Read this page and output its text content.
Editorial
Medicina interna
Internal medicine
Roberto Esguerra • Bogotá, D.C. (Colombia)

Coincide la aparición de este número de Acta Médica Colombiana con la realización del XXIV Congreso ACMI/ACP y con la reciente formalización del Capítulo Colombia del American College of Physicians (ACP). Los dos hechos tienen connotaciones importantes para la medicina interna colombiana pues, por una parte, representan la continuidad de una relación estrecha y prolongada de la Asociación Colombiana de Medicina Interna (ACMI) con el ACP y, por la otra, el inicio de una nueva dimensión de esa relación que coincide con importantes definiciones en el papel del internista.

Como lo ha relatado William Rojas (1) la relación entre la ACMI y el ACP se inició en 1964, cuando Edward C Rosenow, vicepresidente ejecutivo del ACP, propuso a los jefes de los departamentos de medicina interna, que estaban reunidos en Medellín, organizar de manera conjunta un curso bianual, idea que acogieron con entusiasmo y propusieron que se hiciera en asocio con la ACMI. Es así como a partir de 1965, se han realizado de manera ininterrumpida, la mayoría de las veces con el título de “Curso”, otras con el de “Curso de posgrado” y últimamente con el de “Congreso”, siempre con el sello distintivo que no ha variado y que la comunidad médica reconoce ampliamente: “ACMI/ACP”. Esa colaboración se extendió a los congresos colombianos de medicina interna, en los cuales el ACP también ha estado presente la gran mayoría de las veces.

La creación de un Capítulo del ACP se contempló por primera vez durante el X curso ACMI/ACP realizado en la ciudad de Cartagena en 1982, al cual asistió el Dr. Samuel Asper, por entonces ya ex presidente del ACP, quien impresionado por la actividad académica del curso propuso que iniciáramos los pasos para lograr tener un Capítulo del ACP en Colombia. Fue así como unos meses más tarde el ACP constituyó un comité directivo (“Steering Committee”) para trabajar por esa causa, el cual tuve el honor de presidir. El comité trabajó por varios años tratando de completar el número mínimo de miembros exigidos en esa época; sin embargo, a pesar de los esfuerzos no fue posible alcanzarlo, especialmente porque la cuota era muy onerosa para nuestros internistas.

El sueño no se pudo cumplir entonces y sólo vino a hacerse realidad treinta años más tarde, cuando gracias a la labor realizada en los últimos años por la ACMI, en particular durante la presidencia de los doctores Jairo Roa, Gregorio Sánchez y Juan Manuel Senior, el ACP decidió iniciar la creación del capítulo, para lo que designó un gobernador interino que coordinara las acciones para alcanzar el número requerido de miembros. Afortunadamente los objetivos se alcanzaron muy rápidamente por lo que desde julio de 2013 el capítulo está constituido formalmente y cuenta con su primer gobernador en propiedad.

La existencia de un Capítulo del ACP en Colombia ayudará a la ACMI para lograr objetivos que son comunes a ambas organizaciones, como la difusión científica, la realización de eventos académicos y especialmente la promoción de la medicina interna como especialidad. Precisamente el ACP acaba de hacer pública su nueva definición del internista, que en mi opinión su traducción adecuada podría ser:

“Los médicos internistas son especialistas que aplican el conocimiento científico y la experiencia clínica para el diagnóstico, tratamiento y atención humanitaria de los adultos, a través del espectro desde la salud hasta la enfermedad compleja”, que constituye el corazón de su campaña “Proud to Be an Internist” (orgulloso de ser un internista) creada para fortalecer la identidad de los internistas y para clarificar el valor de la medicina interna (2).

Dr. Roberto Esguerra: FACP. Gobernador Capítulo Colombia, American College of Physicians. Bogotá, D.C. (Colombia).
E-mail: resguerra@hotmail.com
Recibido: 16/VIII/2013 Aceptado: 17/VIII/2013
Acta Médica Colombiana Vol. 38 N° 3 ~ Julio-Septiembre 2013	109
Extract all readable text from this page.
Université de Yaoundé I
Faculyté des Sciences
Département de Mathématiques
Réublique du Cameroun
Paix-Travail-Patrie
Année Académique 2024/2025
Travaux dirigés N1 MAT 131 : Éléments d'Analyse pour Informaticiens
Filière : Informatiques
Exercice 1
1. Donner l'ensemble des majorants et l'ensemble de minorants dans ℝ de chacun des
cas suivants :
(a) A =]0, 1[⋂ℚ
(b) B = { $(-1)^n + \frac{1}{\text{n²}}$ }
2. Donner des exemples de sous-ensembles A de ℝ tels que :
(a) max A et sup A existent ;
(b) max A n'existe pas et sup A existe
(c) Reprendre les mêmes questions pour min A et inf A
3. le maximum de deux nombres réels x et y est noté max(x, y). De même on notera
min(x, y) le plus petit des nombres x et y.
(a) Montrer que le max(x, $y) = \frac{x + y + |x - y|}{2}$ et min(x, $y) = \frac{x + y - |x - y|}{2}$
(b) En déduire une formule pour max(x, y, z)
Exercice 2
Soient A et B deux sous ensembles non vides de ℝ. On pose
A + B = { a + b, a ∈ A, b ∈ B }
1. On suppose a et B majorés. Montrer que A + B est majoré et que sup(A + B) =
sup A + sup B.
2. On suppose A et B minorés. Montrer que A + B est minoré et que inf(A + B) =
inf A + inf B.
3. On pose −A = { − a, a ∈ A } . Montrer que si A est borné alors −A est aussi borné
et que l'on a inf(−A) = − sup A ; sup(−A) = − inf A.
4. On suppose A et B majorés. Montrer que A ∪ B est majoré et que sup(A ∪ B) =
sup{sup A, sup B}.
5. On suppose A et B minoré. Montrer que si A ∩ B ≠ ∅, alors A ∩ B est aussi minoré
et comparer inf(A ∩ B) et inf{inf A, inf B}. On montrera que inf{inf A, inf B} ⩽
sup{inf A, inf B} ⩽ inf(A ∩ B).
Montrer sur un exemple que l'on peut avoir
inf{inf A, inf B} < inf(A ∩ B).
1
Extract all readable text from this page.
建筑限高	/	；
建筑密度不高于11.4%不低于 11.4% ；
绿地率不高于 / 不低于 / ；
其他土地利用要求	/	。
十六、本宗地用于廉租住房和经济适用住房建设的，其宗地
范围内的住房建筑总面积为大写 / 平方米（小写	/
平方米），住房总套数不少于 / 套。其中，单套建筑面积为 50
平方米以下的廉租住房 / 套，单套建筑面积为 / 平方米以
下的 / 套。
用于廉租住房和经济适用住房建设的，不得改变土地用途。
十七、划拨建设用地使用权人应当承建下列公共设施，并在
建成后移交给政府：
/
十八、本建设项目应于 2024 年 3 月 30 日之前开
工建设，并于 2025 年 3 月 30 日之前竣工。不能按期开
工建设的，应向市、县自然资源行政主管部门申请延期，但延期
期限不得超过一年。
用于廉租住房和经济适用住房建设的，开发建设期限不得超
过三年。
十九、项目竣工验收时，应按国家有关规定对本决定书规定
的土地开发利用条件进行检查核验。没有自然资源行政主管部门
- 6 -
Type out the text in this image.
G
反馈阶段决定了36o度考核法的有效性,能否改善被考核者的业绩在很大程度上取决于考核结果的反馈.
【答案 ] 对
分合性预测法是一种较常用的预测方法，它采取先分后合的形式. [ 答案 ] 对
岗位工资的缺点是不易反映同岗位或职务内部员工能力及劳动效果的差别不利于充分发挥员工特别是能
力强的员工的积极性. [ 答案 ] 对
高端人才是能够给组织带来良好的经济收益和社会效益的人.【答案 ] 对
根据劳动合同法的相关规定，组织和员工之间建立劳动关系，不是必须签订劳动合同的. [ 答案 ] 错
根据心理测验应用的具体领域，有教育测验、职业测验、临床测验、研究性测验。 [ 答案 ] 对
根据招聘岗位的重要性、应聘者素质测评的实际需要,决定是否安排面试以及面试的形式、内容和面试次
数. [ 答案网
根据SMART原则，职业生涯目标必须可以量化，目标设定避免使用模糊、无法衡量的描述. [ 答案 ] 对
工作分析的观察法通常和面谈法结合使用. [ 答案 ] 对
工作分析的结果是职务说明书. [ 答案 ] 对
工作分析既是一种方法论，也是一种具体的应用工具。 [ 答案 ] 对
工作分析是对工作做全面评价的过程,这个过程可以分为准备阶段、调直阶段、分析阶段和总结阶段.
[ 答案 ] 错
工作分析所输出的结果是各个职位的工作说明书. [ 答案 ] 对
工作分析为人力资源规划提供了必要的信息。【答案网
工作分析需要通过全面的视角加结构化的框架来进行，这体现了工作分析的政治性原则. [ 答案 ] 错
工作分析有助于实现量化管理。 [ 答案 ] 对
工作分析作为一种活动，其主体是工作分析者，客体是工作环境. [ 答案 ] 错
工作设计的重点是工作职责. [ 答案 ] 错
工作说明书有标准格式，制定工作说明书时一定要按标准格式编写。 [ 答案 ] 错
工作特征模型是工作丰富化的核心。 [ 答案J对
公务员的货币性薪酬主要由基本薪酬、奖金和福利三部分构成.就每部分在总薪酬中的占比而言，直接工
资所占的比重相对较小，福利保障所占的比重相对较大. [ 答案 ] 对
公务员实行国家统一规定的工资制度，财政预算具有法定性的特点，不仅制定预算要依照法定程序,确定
----
DIRECTIVE: From the data above, copy each line that has the string "pour".

WRITTEN RESPONSE:
Travaux dirigés N1 MAT 131 : Éléments d'Analyse pour Informaticiens
(c) Reprendre les mêmes questions pour min A et inf A
(b) En déduire une formule pour max(x, y, z)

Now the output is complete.